#### PROVIDED RECORDS
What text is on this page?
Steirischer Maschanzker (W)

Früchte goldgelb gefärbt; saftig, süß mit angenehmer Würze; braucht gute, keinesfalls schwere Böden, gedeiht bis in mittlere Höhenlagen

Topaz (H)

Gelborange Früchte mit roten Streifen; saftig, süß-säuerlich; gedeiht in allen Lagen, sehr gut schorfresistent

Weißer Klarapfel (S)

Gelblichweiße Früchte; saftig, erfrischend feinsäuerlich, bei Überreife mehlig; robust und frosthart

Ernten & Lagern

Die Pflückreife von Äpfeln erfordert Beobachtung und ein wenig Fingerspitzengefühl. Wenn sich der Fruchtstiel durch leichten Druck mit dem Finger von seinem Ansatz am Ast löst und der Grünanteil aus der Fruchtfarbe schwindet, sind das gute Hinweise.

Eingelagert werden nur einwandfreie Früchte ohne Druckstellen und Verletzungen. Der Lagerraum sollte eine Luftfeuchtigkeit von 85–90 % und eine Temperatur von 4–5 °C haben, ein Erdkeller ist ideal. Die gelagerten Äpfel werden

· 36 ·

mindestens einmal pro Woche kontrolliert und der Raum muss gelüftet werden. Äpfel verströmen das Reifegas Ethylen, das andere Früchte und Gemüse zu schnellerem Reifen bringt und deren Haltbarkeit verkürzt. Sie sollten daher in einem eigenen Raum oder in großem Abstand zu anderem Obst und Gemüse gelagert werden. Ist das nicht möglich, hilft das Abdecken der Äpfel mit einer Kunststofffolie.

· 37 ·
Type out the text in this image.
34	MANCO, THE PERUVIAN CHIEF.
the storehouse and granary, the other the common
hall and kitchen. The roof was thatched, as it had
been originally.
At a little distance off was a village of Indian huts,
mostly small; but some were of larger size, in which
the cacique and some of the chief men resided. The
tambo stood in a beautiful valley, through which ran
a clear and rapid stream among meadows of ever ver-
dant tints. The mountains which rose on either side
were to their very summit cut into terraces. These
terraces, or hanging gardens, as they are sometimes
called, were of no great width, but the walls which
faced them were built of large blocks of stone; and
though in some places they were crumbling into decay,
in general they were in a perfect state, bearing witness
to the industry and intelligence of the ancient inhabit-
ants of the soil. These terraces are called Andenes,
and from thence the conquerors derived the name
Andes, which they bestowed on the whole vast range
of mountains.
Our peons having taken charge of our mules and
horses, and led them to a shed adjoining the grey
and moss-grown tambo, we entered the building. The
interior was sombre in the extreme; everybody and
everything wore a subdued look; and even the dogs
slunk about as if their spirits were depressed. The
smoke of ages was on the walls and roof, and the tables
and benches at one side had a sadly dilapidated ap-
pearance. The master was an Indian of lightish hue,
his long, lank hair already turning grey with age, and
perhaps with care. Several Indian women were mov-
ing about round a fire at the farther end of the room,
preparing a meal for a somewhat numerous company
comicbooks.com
########
▶ WORK REQUIRED:
Give the entries again in full, exactly as they are written.

▶ OUTPUT FOR THIS EXERCISE:
What text is on this page?
Steirischer Maschanzker (W)

Früchte goldgelb gefärbt; saftig, süß mit angenehmer Würze; braucht gute, keinesfalls schwere Böden, gedeiht bis in mittlere Höhenlagen

Topaz (H)

Gelborange Früchte mit roten Streifen; saftig, süß-säuerlich; gedeiht in allen Lagen, sehr gut schorfresistent

Weißer Klarapfel (S)

Gelblichweiße Früchte; saftig, erfrischend feinsäuerlich, bei Überreife mehlig; robust und frosthart

Ernten & Lagern

Die Pflückreife von Äpfeln erfordert Beobachtung und ein wenig Fingerspitzengefühl. Wenn sich der Fruchtstiel durch leichten Druck mit dem Finger von seinem Ansatz am Ast löst und der Grünanteil aus der Fruchtfarbe schwindet, sind das gute Hinweise.

Eingelagert werden nur einwandfreie Früchte ohne Druckstellen und Verletzungen. Der Lagerraum sollte eine Luftfeuchtigkeit von 85–90 % und eine Temperatur von 4–5 °C haben, ein Erdkeller ist ideal. Die gelagerten Äpfel werden

· 36 ·

mindestens einmal pro Woche kontrolliert und der Raum muss gelüftet werden. Äpfel verströmen das Reifegas Ethylen, das andere Früchte und Gemüse zu schnellerem Reifen bringt und deren Haltbarkeit verkürzt. Sie sollten daher in einem eigenen Raum oder in großem Abstand zu anderem Obst und Gemüse gelagert werden. Ist das nicht möglich, hilft das Abdecken der Äpfel mit einer Kunststofffolie.

· 37 ·
Type out the text in this image.
34	MANCO, THE PERUVIAN CHIEF.
the storehouse and granary, the other the common
hall and kitchen. The roof was thatched, as it had
been originally.
At a little distance off was a village of Indian huts,
mostly small; but some were of larger size, in which
the cacique and some of the chief men resided. The
tambo stood in a beautiful valley, through which ran
a clear and rapid stream among meadows of ever ver-
dant tints. The mountains which rose on either side
were to their very summit cut into terraces. These
terraces, or hanging gardens, as they are sometimes
called, were of no great width, but the walls which
faced them were built of large blocks of stone; and
though in some places they were crumbling into decay,
in general they were in a perfect state, bearing witness
to the industry and intelligence of the ancient inhabit-
ants of the soil. These terraces are called Andenes,
and from thence the conquerors derived the name
Andes, which they bestowed on the whole vast range
of mountains.
Our peons having taken charge of our mules and
horses, and led them to a shed adjoining the grey
and moss-grown tambo, we entered the building. The
interior was sombre in the extreme; everybody and
everything wore a subdued look; and even the dogs
slunk about as if their spirits were depressed. The
smoke of ages was on the walls and roof, and the tables
and benches at one side had a sadly dilapidated ap-
pearance. The master was an Indian of lightish hue,
his long, lank hair already turning grey with age, and
perhaps with care. Several Indian women were mov-
ing about round a fire at the farther end of the room,
preparing a meal for a somewhat numerous company
comicbooks.com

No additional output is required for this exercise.